PROBLEM TO SOLVE »
Would you return all of this data exactly, leaving nothing out?
** begin MATERIAL FOR THE TASK **
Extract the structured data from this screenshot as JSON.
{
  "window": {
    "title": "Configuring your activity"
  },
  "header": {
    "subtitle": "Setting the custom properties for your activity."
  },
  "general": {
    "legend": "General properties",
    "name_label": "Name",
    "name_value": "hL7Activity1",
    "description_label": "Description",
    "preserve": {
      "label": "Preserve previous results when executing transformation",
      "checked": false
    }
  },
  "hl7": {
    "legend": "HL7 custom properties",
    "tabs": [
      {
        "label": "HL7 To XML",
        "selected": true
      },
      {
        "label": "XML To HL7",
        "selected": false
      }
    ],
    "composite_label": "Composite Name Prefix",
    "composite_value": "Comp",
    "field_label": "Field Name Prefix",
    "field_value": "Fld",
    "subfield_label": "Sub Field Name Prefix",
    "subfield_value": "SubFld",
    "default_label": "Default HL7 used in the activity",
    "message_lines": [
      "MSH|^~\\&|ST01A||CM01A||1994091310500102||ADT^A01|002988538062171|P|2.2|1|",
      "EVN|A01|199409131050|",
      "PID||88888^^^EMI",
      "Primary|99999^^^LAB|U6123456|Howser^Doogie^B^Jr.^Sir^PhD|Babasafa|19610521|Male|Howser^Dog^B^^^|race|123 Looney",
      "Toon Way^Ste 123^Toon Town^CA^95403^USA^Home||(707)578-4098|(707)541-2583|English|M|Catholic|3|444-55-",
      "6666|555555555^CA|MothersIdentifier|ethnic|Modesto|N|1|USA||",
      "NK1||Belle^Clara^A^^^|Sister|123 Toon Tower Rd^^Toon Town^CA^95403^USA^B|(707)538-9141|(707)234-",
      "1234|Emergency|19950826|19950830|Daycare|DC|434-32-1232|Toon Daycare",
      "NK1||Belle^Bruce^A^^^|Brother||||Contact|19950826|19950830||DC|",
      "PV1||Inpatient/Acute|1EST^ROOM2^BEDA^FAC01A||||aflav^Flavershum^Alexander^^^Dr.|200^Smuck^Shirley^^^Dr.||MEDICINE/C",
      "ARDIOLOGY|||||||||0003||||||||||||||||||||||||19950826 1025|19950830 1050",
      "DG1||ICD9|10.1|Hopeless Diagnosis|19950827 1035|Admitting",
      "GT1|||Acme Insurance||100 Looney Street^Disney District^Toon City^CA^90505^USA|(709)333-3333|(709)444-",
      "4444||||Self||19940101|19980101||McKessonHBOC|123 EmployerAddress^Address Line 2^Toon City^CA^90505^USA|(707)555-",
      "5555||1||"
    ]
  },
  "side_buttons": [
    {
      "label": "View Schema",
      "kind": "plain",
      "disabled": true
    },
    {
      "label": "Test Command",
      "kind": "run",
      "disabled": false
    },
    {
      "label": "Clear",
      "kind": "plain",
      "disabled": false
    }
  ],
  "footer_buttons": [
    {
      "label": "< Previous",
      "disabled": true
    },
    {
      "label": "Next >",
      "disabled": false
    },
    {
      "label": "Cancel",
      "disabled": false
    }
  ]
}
** end MATERIAL FOR THE TASK **
OUTPUT FOR THIS TASK »
Extract the structured data from this screenshot as JSON.
{
  "window": {
    "title": "Configuring your activity"
  },
  "header": {
    "subtitle": "Setting the custom properties for your activity."
  },
  "general": {
    "legend": "General properties",
    "name_label": "Name",
    "name_value": "hL7Activity1",
    "description_label": "Description",
    "preserve": {
      "label": "Preserve previous results when executing transformation",
      "checked": false
    }
  },
  "hl7": {
    "legend": "HL7 custom properties",
    "tabs": [
      {
        "label": "HL7 To XML",
        "selected": true
      },
      {
        "label": "XML To HL7",
        "selected": false
      }
    ],
    "composite_label": "Composite Name Prefix",
    "composite_value": "Comp",
    "field_label": "Field Name Prefix",
    "field_value": "Fld",
    "subfield_label": "Sub Field Name Prefix",
    "subfield_value": "SubFld",
    "default_label": "Default HL7 used in the activity",
    "message_lines": [
      "MSH|^~\\&|ST01A||CM01A||1994091310500102||ADT^A01|002988538062171|P|2.2|1|",
      "EVN|A01|199409131050|",
      "PID||88888^^^EMI",
      "Primary|99999^^^LAB|U6123456|Howser^Doogie^B^Jr.^Sir^PhD|Babasafa|19610521|Male|Howser^Dog^B^^^|race|123 Looney",
      "Toon Way^Ste 123^Toon Town^CA^95403^USA^Home||(707)578-4098|(707)541-2583|English|M|Catholic|3|444-55-",
      "6666|555555555^CA|MothersIdentifier|ethnic|Modesto|N|1|USA||",
      "NK1||Belle^Clara^A^^^|Sister|123 Toon Tower Rd^^Toon Town^CA^95403^USA^B|(707)538-9141|(707)234-",
      "1234|Emergency|19950826|19950830|Daycare|DC|434-32-1232|Toon Daycare",
      "NK1||Belle^Bruce^A^^^|Brother||||Contact|19950826|19950830||DC|",
      "PV1||Inpatient/Acute|1EST^ROOM2^BEDA^FAC01A||||aflav^Flavershum^Alexander^^^Dr.|200^Smuck^Shirley^^^Dr.||MEDICINE/C",
      "ARDIOLOGY|||||||||0003||||||||||||||||||||||||19950826 1025|19950830 1050",
      "DG1||ICD9|10.1|Hopeless Diagnosis|19950827 1035|Admitting",
      "GT1|||Acme Insurance||100 Looney Street^Disney District^Toon City^CA^90505^USA|(709)333-3333|(709)444-",
      "4444||||Self||19940101|19980101||McKessonHBOC|123 EmployerAddress^Address Line 2^Toon City^CA^90505^USA|(707)555-",
      "5555||1||"
    ]
  },
  "side_buttons": [
    {
      "label": "View Schema",
      "kind": "plain",
      "disabled": true
    },
    {
      "label": "Test Command",
      "kind": "run",
      "disabled": false
    },
    {
      "label": "Clear",
      "kind": "plain",
      "disabled": false
    }
  ],
  "footer_buttons": [
    {
      "label": "< Previous",
      "disabled": true
    },
    {
      "label": "Next >",
      "disabled": false
    },
    {
      "label": "Cancel",
      "disabled": false
    }
  ]
}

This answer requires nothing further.